■ PAGE TEXT ■
★ ★ ★

Richard Michael Locke (born April 22, 1959) is an American political scientist who is currently provost of Brown University, a position he has held since July 2015. Locke became Brown's fourth Provost in six years, after his predecessor, Vicki Colvin, announced her resignation after less than one year in the position. A scholar on labor rights and corporate social responsibility, he previously served as the Howard R. Swearer Director of the Watson Institute for International and Public Affairs at Brown, and the deputy dean of MIT's Sloan School of Management.

Biography 

The second of four children of Franca Franzaroli, Locke is a 1981 graduate of Wesleyan University and holds a PhD in political science from the Massachusetts Institute of Technology, as well as a master's degree in education from the University of Chicago. He began his academic career at MIT as an Assistant Professor of International Management, before becoming the Alvin J. Siteman Chair in Entrepreneurship, and later the Class of 1922 Professor of Political Science and Management. He also served as chair of MIT's Political Science Department and deputy dean in the MIT Sloan School of Management.

★ ★ ★

■ Annotated region listings ■
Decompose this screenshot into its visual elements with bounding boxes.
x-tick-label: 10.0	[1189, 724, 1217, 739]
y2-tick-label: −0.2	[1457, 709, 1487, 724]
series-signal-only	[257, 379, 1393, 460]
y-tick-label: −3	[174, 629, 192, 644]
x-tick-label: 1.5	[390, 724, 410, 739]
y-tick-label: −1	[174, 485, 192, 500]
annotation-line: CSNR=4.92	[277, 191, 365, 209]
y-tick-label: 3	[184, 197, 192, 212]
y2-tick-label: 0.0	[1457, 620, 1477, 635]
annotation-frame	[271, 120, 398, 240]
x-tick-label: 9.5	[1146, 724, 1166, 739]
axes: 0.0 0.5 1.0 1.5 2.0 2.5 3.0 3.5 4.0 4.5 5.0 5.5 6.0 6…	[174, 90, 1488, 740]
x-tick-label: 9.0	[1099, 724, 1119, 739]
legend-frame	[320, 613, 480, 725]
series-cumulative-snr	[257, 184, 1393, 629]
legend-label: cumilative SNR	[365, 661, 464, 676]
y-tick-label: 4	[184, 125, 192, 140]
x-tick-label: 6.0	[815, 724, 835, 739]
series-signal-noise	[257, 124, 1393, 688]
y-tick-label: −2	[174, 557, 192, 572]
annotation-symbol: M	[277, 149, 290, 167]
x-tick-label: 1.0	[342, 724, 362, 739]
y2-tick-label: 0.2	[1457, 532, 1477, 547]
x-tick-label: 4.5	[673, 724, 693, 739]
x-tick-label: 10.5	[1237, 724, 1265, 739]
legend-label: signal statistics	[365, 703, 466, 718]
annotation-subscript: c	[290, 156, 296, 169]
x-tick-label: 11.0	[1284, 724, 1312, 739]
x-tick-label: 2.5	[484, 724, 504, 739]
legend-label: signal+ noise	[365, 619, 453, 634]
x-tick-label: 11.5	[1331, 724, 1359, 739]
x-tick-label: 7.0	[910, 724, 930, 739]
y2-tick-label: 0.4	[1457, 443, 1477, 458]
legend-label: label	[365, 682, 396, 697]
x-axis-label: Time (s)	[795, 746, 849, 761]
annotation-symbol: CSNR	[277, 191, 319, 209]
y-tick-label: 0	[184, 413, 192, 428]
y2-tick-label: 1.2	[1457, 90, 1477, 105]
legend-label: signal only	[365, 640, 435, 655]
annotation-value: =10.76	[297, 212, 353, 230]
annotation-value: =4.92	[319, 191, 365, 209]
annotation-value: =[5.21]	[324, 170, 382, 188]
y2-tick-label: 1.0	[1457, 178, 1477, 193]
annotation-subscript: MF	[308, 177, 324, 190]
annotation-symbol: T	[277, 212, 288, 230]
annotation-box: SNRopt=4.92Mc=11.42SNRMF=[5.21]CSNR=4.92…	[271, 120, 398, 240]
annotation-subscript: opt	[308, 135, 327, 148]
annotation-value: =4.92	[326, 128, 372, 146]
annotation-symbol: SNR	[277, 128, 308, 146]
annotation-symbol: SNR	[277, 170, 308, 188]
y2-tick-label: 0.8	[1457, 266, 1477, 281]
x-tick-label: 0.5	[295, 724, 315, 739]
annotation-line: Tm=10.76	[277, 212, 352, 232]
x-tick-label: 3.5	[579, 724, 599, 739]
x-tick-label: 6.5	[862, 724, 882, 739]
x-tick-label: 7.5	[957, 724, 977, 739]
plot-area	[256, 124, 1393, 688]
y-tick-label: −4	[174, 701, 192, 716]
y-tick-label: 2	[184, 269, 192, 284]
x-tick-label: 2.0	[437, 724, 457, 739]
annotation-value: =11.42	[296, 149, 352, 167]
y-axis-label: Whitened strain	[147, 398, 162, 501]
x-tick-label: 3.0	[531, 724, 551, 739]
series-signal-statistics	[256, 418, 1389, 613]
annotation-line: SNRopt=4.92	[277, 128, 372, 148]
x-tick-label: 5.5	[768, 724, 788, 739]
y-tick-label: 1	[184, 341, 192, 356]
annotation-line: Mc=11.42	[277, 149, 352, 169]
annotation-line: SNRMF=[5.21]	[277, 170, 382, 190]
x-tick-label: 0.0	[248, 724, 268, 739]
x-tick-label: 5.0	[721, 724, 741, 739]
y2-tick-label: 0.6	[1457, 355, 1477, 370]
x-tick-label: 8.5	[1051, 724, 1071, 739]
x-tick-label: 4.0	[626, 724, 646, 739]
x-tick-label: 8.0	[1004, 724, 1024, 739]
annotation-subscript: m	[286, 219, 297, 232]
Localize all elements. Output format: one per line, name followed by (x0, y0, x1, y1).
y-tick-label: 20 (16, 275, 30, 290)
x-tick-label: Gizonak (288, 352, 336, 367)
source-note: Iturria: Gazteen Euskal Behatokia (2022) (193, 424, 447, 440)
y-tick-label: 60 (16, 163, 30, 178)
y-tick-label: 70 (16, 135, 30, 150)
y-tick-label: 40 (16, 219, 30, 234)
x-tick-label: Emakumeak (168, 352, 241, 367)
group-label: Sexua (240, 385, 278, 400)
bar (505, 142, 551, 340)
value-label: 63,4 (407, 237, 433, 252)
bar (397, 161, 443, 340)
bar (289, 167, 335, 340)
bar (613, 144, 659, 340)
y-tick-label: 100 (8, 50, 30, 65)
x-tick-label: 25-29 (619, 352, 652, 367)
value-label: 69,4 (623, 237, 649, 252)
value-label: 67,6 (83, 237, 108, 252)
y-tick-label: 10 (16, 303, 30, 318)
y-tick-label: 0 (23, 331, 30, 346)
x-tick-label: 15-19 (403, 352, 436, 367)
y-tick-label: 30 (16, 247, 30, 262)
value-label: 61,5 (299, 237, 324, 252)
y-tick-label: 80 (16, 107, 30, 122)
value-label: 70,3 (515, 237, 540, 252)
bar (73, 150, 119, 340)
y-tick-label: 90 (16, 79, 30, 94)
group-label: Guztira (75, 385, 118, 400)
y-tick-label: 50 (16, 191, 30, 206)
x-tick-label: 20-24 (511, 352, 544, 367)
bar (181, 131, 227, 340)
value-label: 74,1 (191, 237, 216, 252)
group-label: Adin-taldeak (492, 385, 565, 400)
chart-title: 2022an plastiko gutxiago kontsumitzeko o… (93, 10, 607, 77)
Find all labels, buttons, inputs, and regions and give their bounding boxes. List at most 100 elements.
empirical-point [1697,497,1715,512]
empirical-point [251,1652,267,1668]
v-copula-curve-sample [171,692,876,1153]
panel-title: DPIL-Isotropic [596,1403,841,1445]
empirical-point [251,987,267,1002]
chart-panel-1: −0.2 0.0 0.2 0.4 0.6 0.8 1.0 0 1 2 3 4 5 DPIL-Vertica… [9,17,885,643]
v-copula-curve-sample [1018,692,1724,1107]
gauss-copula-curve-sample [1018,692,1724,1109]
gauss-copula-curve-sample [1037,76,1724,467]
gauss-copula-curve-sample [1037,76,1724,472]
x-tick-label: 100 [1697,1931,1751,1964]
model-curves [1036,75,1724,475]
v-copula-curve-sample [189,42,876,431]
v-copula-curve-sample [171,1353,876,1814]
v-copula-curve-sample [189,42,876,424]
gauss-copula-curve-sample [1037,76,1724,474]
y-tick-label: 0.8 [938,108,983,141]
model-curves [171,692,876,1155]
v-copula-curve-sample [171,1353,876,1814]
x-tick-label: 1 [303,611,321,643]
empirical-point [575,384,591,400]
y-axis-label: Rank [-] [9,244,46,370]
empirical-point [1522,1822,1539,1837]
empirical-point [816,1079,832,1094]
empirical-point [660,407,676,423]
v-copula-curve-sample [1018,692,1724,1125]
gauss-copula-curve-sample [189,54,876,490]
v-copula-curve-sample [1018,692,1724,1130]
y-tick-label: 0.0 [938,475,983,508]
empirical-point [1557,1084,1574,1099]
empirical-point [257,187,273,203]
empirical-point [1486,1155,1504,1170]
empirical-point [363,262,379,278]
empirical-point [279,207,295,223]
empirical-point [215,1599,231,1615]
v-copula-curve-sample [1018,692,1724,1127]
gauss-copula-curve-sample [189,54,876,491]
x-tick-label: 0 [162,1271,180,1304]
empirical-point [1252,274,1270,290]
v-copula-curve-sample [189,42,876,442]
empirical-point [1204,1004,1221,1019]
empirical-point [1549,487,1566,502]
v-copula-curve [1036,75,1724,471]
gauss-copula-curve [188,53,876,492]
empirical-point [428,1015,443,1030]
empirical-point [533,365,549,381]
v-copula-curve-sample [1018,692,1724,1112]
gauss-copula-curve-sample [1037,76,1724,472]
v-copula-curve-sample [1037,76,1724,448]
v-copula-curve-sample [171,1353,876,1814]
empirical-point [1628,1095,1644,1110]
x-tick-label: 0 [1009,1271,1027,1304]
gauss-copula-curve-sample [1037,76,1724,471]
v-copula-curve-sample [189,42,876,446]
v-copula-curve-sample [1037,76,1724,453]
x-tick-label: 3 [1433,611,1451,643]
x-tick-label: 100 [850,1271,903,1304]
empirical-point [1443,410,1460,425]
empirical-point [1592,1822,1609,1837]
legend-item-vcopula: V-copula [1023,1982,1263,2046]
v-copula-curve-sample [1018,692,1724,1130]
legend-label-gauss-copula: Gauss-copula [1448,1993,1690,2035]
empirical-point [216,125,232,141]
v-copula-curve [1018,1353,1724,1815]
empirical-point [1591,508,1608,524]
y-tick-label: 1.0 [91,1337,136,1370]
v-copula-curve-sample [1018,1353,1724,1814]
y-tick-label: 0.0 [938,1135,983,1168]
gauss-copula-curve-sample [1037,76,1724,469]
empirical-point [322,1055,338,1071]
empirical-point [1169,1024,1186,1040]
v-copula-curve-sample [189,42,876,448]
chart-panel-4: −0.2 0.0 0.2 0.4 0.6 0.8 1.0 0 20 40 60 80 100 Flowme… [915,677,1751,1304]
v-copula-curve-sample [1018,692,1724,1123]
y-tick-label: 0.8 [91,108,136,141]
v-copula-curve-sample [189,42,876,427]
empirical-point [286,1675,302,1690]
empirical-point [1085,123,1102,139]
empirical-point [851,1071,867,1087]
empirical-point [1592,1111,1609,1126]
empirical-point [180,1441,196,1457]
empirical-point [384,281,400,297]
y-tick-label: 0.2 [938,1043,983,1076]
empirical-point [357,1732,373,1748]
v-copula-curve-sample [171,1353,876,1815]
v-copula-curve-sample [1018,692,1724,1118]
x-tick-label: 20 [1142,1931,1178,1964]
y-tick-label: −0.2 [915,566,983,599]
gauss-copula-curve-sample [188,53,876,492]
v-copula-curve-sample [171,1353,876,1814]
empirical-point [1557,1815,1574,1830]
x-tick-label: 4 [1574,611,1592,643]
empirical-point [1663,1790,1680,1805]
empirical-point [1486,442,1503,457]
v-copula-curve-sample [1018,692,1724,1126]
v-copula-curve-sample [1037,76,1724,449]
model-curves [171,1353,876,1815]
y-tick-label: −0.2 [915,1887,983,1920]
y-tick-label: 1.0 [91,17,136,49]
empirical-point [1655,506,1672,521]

★ ★ ★

■ SHORT TASK ■
Reproduce the biography of Richard Michael Locke word for word, in full. The records are material apart from the biography of Richard Michael Locke.

■ SOLUTION ■
Richard Michael Locke (born April 22, 1959) is an American political scientist who is currently provost of Brown University, a position he has held since July 2015. Locke became Brown's fourth Provost in six years, after his predecessor, Vicki Colvin, announced her resignation after less than one year in the position. A scholar on labor rights and corporate social responsibility, he previously served as the Howard R. Swearer Director of the Watson Institute for International and Public Affairs at Brown, and the deputy dean of MIT's Sloan School of Management.

Biography 

The second of four children of Franca Franzaroli, Locke is a 1981 graduate of Wesleyan University and holds a PhD in political science from the Massachusetts Institute of Technology, as well as a master's degree in education from the University of Chicago. He began his academic career at MIT as an Assistant Professor of International Management, before becoming the Alvin J. Siteman Chair in Entrepreneurship, and later the Class of 1922 Professor of Political Science and Management. He also served as chair of MIT's Political Science Department and deputy dean in the MIT Sloan School of Management.